### [THE PROBLEM]
Transcribe all the entries word for word, but omit the images.

(Stored entries)
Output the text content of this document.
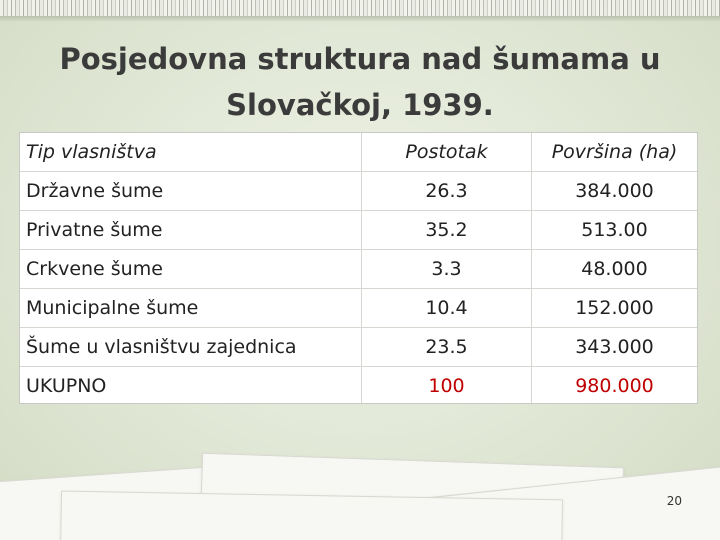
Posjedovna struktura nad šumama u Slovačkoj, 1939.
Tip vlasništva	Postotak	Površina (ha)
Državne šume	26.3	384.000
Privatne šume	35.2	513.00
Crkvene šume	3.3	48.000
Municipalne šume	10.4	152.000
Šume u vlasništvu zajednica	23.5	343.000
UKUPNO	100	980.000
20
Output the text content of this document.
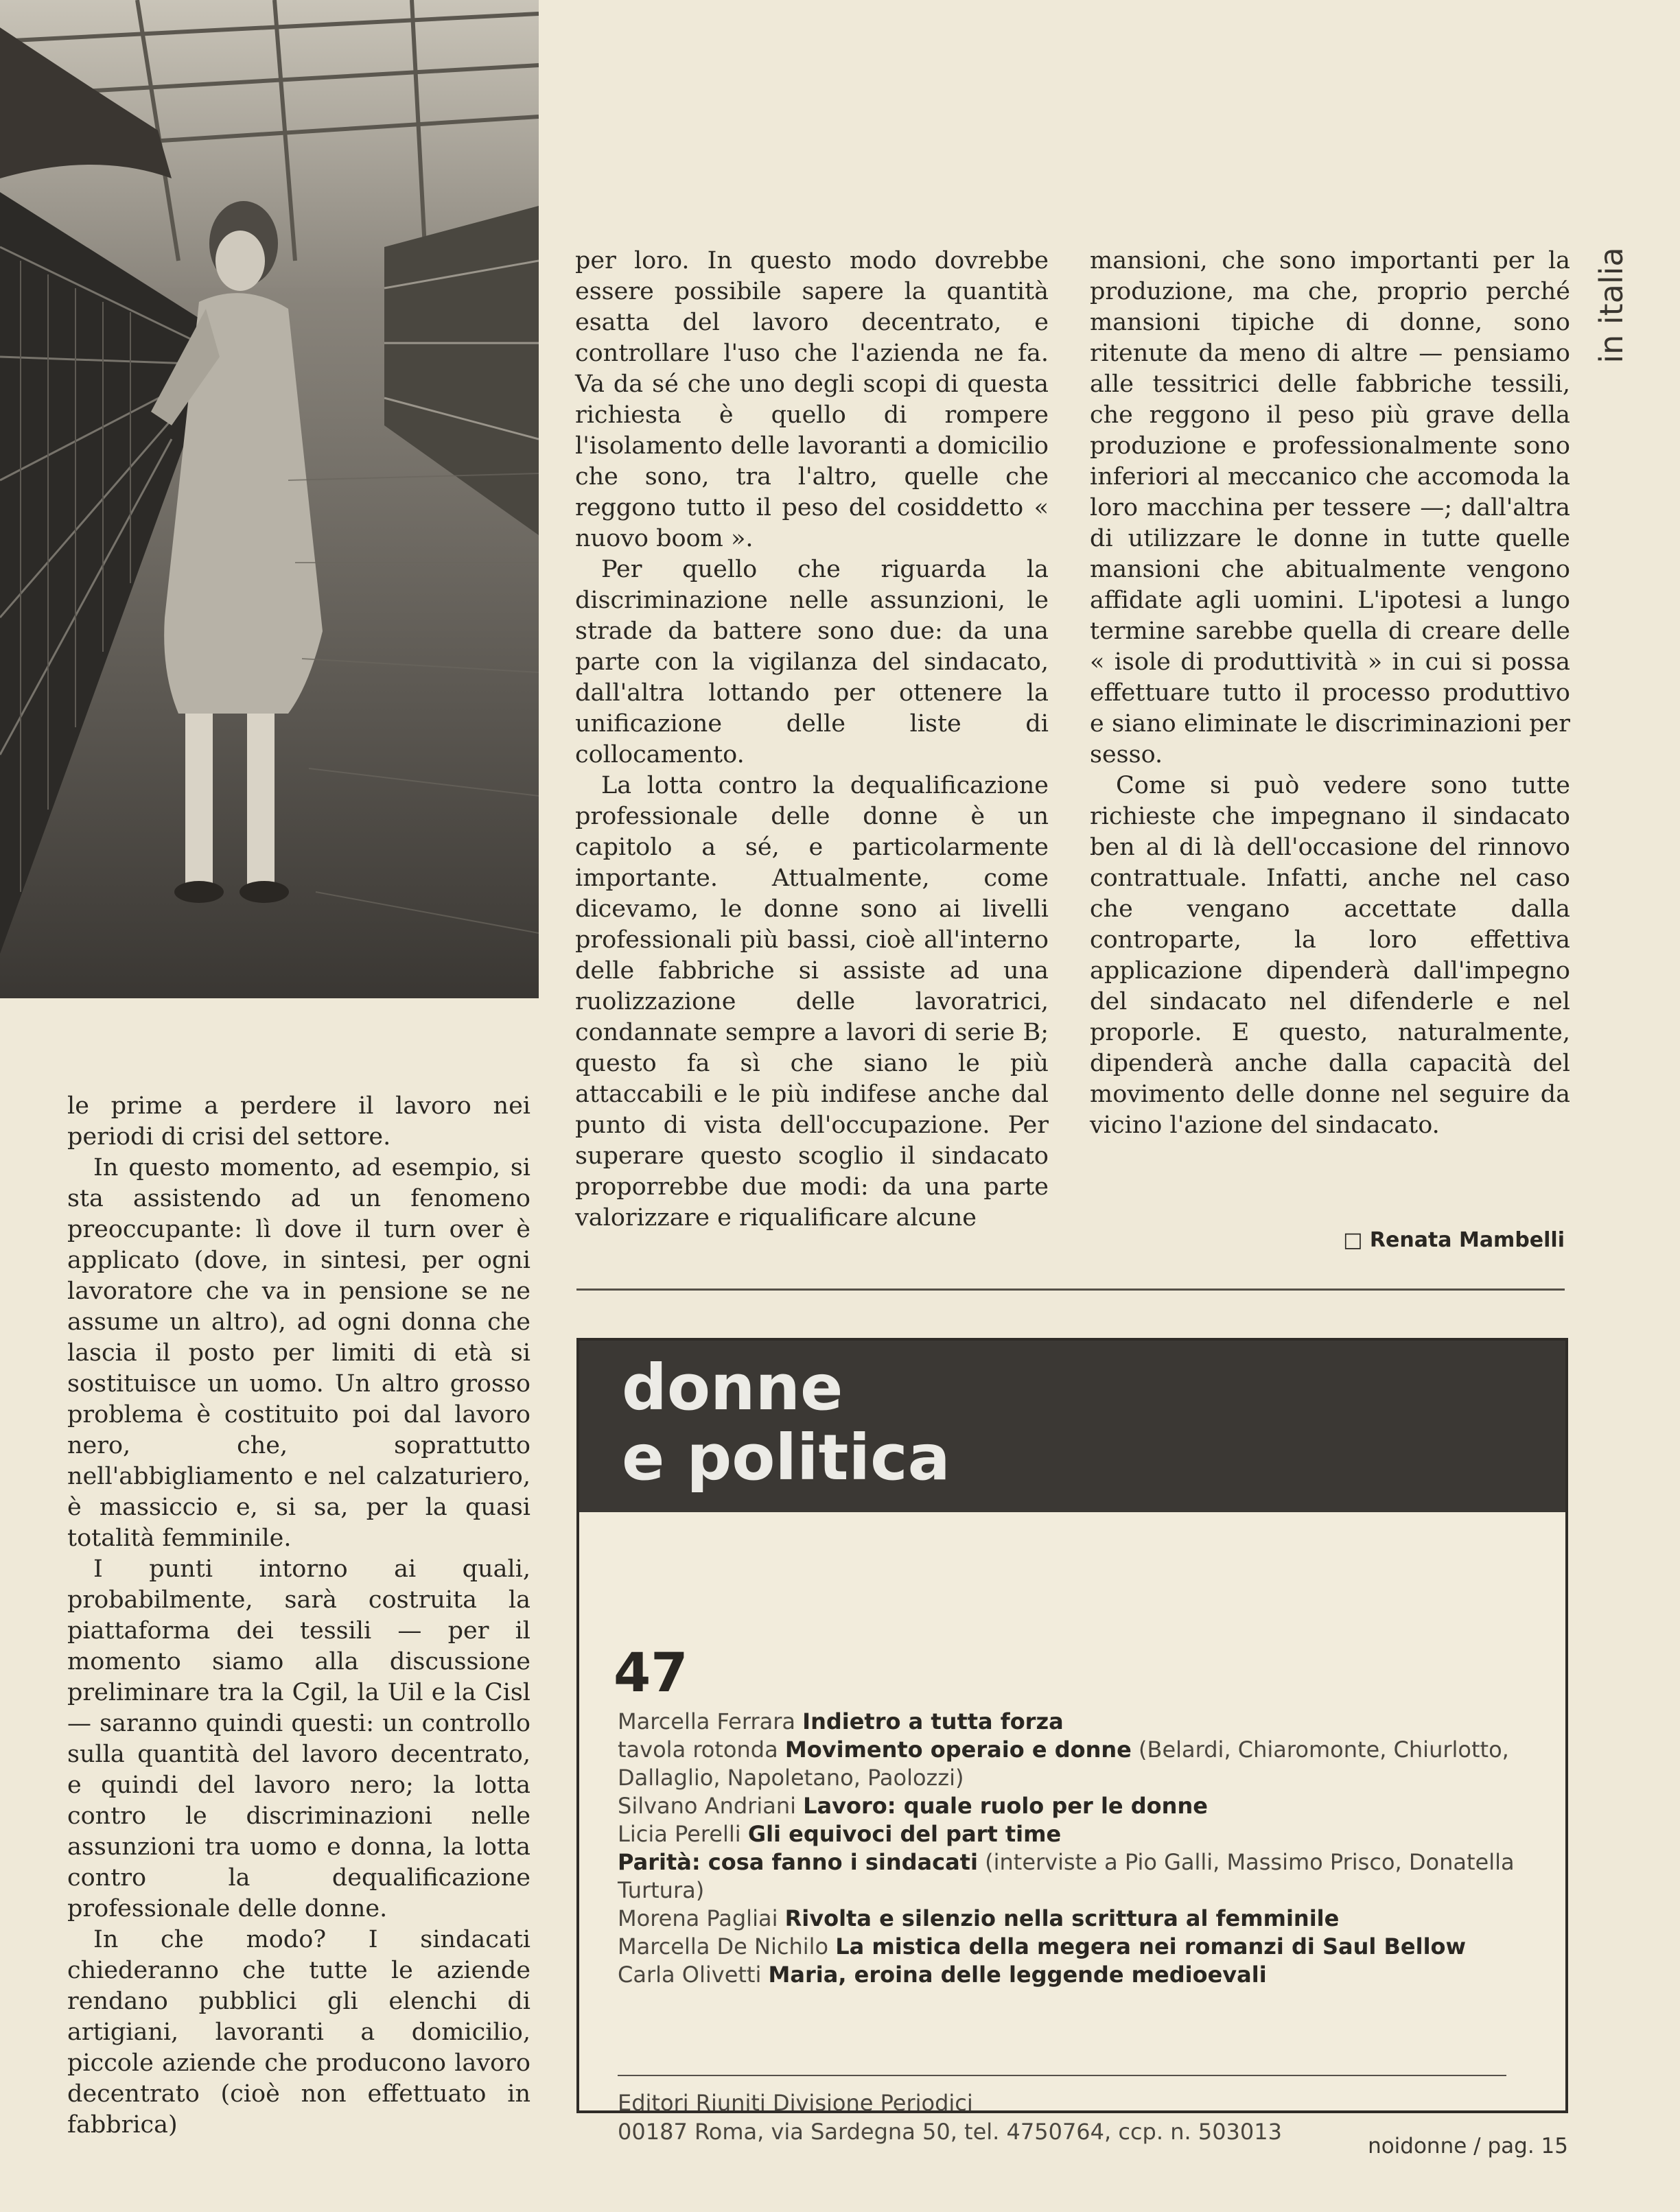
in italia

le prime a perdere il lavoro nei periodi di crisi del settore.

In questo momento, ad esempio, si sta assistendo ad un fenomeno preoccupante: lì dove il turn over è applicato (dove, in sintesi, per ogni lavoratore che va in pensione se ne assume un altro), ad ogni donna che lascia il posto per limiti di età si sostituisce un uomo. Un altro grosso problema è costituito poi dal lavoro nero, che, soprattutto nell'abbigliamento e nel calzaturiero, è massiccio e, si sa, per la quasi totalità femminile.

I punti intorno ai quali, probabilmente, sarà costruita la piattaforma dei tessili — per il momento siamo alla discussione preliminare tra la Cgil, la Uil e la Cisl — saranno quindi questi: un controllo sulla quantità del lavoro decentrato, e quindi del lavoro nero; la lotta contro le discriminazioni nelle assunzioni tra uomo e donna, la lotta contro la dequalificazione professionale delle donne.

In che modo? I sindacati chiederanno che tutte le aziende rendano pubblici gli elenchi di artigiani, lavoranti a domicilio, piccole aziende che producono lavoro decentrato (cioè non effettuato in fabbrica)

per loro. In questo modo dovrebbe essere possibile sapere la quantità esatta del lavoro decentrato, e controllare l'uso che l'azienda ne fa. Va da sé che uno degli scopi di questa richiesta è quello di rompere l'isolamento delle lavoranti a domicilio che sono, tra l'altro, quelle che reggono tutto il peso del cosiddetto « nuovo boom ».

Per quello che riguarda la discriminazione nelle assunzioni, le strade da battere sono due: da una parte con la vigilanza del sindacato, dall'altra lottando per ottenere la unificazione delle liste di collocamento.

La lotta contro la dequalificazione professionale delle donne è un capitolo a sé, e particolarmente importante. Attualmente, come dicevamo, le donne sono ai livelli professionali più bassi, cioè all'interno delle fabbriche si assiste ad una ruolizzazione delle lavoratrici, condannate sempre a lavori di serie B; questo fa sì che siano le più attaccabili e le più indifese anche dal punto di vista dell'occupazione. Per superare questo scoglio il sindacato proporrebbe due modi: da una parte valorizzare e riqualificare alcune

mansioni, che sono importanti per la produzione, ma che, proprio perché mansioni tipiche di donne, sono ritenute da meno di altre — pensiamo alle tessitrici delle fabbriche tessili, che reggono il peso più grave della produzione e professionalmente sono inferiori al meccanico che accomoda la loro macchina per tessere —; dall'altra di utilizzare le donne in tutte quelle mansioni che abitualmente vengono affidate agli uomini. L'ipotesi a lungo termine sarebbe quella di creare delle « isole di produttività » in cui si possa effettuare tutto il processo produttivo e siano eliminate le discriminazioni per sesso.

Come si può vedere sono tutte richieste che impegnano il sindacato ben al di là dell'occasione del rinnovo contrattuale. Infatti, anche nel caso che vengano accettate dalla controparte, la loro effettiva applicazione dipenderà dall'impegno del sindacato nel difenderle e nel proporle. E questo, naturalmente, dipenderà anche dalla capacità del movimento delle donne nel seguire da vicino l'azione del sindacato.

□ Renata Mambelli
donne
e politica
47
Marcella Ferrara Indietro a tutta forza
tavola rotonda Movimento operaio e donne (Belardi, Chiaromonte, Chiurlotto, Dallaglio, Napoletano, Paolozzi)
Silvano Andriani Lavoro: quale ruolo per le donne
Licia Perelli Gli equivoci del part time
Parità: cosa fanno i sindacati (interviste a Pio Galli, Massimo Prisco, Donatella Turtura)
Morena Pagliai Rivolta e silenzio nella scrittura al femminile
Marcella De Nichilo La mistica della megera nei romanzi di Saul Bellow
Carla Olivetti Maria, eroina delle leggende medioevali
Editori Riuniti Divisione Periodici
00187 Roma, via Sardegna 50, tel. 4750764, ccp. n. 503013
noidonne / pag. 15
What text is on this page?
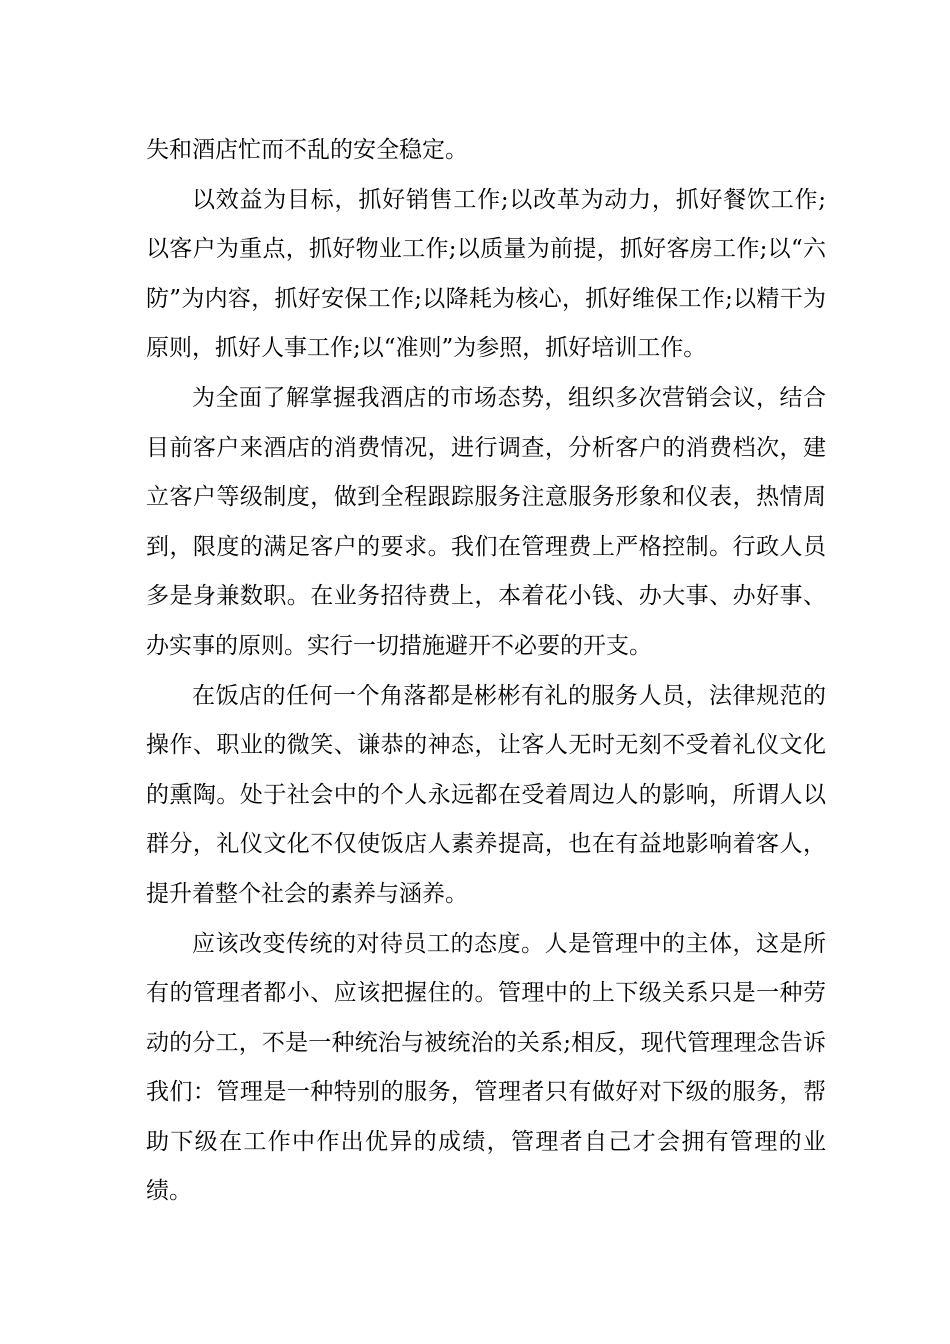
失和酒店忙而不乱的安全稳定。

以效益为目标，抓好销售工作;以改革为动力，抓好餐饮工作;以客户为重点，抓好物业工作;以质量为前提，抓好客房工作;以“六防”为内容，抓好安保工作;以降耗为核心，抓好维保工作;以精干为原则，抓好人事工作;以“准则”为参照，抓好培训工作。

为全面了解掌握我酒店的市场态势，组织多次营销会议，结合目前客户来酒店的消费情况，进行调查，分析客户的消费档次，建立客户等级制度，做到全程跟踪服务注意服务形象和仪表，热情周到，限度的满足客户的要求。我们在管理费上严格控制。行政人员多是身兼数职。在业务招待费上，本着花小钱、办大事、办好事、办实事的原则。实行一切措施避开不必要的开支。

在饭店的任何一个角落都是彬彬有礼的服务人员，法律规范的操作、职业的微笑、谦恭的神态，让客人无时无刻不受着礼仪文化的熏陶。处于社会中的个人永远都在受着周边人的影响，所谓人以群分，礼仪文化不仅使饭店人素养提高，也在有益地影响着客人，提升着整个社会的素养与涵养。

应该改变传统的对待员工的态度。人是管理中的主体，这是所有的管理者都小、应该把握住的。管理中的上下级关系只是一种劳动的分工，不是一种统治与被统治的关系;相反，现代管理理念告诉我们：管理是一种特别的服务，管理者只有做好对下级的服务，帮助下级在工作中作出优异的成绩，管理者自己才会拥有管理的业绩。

### [WORKED SOLUTION]
Output the text content of this document.
Posjedovna struktura nad šumama u Slovačkoj, 1939.
Tip vlasništva	Postotak	Površina (ha)
Državne šume	26.3	384.000
Privatne šume	35.2	513.00
Crkvene šume	3.3	48.000
Municipalne šume	10.4	152.000
Šume u vlasništvu zajednica	23.5	343.000
UKUPNO	100	980.000
20
Output the text content of this document.
in italia

le prime a perdere il lavoro nei periodi di crisi del settore.

In questo momento, ad esempio, si sta assistendo ad un fenomeno preoccupante: lì dove il turn over è applicato (dove, in sintesi, per ogni lavoratore che va in pensione se ne assume un altro), ad ogni donna che lascia il posto per limiti di età si sostituisce un uomo. Un altro grosso problema è costituito poi dal lavoro nero, che, soprattutto nell'abbigliamento e nel calzaturiero, è massiccio e, si sa, per la quasi totalità femminile.

I punti intorno ai quali, probabilmente, sarà costruita la piattaforma dei tessili — per il momento siamo alla discussione preliminare tra la Cgil, la Uil e la Cisl — saranno quindi questi: un controllo sulla quantità del lavoro decentrato, e quindi del lavoro nero; la lotta contro le discriminazioni nelle assunzioni tra uomo e donna, la lotta contro la dequalificazione professionale delle donne.

In che modo? I sindacati chiederanno che tutte le aziende rendano pubblici gli elenchi di artigiani, lavoranti a domicilio, piccole aziende che producono lavoro decentrato (cioè non effettuato in fabbrica)

per loro. In questo modo dovrebbe essere possibile sapere la quantità esatta del lavoro decentrato, e controllare l'uso che l'azienda ne fa. Va da sé che uno degli scopi di questa richiesta è quello di rompere l'isolamento delle lavoranti a domicilio che sono, tra l'altro, quelle che reggono tutto il peso del cosiddetto « nuovo boom ».

Per quello che riguarda la discriminazione nelle assunzioni, le strade da battere sono due: da una parte con la vigilanza del sindacato, dall'altra lottando per ottenere la unificazione delle liste di collocamento.

La lotta contro la dequalificazione professionale delle donne è un capitolo a sé, e particolarmente importante. Attualmente, come dicevamo, le donne sono ai livelli professionali più bassi, cioè all'interno delle fabbriche si assiste ad una ruolizzazione delle lavoratrici, condannate sempre a lavori di serie B; questo fa sì che siano le più attaccabili e le più indifese anche dal punto di vista dell'occupazione. Per superare questo scoglio il sindacato proporrebbe due modi: da una parte valorizzare e riqualificare alcune

mansioni, che sono importanti per la produzione, ma che, proprio perché mansioni tipiche di donne, sono ritenute da meno di altre — pensiamo alle tessitrici delle fabbriche tessili, che reggono il peso più grave della produzione e professionalmente sono inferiori al meccanico che accomoda la loro macchina per tessere —; dall'altra di utilizzare le donne in tutte quelle mansioni che abitualmente vengono affidate agli uomini. L'ipotesi a lungo termine sarebbe quella di creare delle « isole di produttività » in cui si possa effettuare tutto il processo produttivo e siano eliminate le discriminazioni per sesso.

Come si può vedere sono tutte richieste che impegnano il sindacato ben al di là dell'occasione del rinnovo contrattuale. Infatti, anche nel caso che vengano accettate dalla controparte, la loro effettiva applicazione dipenderà dall'impegno del sindacato nel difenderle e nel proporle. E questo, naturalmente, dipenderà anche dalla capacità del movimento delle donne nel seguire da vicino l'azione del sindacato.

□ Renata Mambelli
donne
e politica
47
Marcella Ferrara Indietro a tutta forza
tavola rotonda Movimento operaio e donne (Belardi, Chiaromonte, Chiurlotto, Dallaglio, Napoletano, Paolozzi)
Silvano Andriani Lavoro: quale ruolo per le donne
Licia Perelli Gli equivoci del part time
Parità: cosa fanno i sindacati (interviste a Pio Galli, Massimo Prisco, Donatella Turtura)
Morena Pagliai Rivolta e silenzio nella scrittura al femminile
Marcella De Nichilo La mistica della megera nei romanzi di Saul Bellow
Carla Olivetti Maria, eroina delle leggende medioevali
Editori Riuniti Divisione Periodici
00187 Roma, via Sardegna 50, tel. 4750764, ccp. n. 503013
noidonne / pag. 15
What text is on this page?
失和酒店忙而不乱的安全稳定。

以效益为目标，抓好销售工作;以改革为动力，抓好餐饮工作;以客户为重点，抓好物业工作;以质量为前提，抓好客房工作;以“六防”为内容，抓好安保工作;以降耗为核心，抓好维保工作;以精干为原则，抓好人事工作;以“准则”为参照，抓好培训工作。

为全面了解掌握我酒店的市场态势，组织多次营销会议，结合目前客户来酒店的消费情况，进行调查，分析客户的消费档次，建立客户等级制度，做到全程跟踪服务注意服务形象和仪表，热情周到，限度的满足客户的要求。我们在管理费上严格控制。行政人员多是身兼数职。在业务招待费上，本着花小钱、办大事、办好事、办实事的原则。实行一切措施避开不必要的开支。

在饭店的任何一个角落都是彬彬有礼的服务人员，法律规范的操作、职业的微笑、谦恭的神态，让客人无时无刻不受着礼仪文化的熏陶。处于社会中的个人永远都在受着周边人的影响，所谓人以群分，礼仪文化不仅使饭店人素养提高，也在有益地影响着客人，提升着整个社会的素养与涵养。

应该改变传统的对待员工的态度。人是管理中的主体，这是所有的管理者都小、应该把握住的。管理中的上下级关系只是一种劳动的分工，不是一种统治与被统治的关系;相反，现代管理理念告诉我们：管理是一种特别的服务，管理者只有做好对下级的服务，帮助下级在工作中作出优异的成绩，管理者自己才会拥有管理的业绩。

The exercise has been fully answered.